(WRITTEN INSTRUCTION) Find the lines containing the word "Name" and copy every one of them.

(WORKING DATA)
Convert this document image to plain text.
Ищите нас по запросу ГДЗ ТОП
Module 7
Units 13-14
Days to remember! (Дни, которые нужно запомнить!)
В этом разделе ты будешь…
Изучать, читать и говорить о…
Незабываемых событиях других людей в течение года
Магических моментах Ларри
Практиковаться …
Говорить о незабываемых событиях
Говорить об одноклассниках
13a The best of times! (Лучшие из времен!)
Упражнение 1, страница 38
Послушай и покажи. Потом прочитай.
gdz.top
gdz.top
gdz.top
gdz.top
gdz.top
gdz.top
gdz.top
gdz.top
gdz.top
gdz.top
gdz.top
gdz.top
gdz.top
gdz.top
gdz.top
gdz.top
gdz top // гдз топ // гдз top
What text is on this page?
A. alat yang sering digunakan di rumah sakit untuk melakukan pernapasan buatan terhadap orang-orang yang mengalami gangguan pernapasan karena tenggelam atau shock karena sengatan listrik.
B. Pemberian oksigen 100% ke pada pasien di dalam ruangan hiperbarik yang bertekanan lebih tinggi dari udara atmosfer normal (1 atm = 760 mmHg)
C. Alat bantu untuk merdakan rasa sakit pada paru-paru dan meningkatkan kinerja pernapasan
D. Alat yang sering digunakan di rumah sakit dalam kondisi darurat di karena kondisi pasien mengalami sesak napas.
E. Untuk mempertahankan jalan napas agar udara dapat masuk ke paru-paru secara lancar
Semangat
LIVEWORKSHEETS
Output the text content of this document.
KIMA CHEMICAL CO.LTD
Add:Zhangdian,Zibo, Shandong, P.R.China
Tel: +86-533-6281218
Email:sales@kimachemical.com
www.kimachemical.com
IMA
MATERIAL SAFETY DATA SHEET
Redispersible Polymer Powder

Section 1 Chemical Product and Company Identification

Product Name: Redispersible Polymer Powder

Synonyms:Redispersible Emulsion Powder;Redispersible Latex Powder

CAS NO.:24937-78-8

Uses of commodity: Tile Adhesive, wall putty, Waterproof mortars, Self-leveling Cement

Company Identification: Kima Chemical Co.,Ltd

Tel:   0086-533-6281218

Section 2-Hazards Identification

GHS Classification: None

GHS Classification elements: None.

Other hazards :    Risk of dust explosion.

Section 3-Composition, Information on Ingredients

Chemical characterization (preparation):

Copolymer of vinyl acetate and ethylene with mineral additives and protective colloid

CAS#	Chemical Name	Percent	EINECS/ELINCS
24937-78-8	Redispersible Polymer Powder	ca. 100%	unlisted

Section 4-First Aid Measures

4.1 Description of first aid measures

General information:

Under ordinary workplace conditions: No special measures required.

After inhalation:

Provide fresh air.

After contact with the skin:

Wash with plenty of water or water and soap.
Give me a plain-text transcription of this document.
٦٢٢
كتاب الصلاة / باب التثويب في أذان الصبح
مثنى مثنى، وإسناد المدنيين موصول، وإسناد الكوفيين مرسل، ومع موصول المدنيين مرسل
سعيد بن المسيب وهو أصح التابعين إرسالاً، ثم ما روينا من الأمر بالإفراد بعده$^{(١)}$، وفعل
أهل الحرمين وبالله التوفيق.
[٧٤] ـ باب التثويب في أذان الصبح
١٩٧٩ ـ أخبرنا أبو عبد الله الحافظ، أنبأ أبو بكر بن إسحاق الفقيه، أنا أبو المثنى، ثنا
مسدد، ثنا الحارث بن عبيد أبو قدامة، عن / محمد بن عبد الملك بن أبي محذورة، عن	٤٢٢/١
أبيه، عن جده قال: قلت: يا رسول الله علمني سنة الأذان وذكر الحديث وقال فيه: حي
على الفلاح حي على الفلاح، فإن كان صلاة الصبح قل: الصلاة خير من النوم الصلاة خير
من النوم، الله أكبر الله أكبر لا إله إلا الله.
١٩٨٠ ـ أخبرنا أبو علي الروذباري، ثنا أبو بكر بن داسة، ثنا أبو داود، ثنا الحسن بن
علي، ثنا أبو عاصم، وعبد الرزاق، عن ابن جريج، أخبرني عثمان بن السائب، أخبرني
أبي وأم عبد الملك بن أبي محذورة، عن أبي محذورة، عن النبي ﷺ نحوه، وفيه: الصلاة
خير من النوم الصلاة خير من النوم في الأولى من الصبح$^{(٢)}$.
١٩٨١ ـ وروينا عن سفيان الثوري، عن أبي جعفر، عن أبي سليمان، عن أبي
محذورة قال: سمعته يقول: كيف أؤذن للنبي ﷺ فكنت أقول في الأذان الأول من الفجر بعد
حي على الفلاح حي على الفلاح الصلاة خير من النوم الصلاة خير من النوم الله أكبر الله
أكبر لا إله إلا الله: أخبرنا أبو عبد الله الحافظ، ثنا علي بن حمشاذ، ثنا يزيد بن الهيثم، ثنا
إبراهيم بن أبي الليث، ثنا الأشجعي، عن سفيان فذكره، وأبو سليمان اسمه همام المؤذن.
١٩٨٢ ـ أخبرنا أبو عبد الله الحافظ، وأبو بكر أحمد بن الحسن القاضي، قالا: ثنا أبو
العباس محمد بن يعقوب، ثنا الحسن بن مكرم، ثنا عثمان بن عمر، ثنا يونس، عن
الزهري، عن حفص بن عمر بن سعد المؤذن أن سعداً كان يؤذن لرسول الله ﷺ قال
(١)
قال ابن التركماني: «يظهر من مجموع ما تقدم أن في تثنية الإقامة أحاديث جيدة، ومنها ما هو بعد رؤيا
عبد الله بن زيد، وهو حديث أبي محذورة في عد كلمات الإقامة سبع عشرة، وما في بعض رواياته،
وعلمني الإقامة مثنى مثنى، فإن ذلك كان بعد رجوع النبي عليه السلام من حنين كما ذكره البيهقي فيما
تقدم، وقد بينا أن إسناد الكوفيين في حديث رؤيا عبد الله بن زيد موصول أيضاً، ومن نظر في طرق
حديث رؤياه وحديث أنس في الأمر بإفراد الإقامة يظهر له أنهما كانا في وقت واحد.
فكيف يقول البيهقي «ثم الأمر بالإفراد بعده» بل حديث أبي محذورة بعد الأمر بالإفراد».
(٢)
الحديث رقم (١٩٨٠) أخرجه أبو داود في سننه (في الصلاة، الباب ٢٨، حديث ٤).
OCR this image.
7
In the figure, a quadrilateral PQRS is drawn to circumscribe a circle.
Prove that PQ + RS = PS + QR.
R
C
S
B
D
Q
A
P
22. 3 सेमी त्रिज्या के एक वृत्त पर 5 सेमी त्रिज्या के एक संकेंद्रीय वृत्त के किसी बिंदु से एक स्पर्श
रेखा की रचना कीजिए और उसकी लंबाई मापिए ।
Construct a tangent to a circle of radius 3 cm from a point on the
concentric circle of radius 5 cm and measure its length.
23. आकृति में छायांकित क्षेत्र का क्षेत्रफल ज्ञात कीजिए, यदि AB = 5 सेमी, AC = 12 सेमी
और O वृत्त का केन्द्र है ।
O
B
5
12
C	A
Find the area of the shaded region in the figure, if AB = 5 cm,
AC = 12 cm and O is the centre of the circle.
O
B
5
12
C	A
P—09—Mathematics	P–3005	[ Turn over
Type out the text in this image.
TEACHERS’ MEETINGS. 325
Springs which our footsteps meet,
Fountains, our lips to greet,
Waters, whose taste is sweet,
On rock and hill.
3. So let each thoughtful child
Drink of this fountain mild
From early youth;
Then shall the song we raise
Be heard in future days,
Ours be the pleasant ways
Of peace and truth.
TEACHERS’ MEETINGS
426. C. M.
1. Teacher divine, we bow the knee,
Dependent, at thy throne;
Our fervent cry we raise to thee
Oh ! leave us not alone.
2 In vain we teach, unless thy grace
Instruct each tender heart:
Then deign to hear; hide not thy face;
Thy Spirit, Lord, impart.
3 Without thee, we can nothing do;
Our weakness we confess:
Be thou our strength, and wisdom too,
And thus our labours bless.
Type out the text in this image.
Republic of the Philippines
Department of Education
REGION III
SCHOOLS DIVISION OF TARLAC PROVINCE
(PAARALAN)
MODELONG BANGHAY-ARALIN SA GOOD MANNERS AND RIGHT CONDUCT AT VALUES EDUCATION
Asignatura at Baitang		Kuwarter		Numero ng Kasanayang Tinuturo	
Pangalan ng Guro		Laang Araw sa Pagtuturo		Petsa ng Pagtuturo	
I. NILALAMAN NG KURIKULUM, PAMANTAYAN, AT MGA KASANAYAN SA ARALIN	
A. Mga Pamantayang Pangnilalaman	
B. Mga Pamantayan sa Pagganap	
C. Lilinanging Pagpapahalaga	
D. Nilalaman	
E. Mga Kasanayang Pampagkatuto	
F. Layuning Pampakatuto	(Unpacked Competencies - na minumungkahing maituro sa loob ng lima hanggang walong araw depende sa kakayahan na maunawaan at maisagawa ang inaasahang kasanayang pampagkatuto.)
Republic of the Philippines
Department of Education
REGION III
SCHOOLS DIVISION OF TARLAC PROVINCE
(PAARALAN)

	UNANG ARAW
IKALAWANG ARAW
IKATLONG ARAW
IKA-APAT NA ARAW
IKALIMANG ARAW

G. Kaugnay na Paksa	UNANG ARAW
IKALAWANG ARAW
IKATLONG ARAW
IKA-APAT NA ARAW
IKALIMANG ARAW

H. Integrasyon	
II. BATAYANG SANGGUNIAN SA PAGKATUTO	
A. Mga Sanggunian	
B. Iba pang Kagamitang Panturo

(EXERCISE RESULT)
Product Name: Redispersible Polymer Powder
CAS#	Chemical Name	Percent	EINECS/ELINCS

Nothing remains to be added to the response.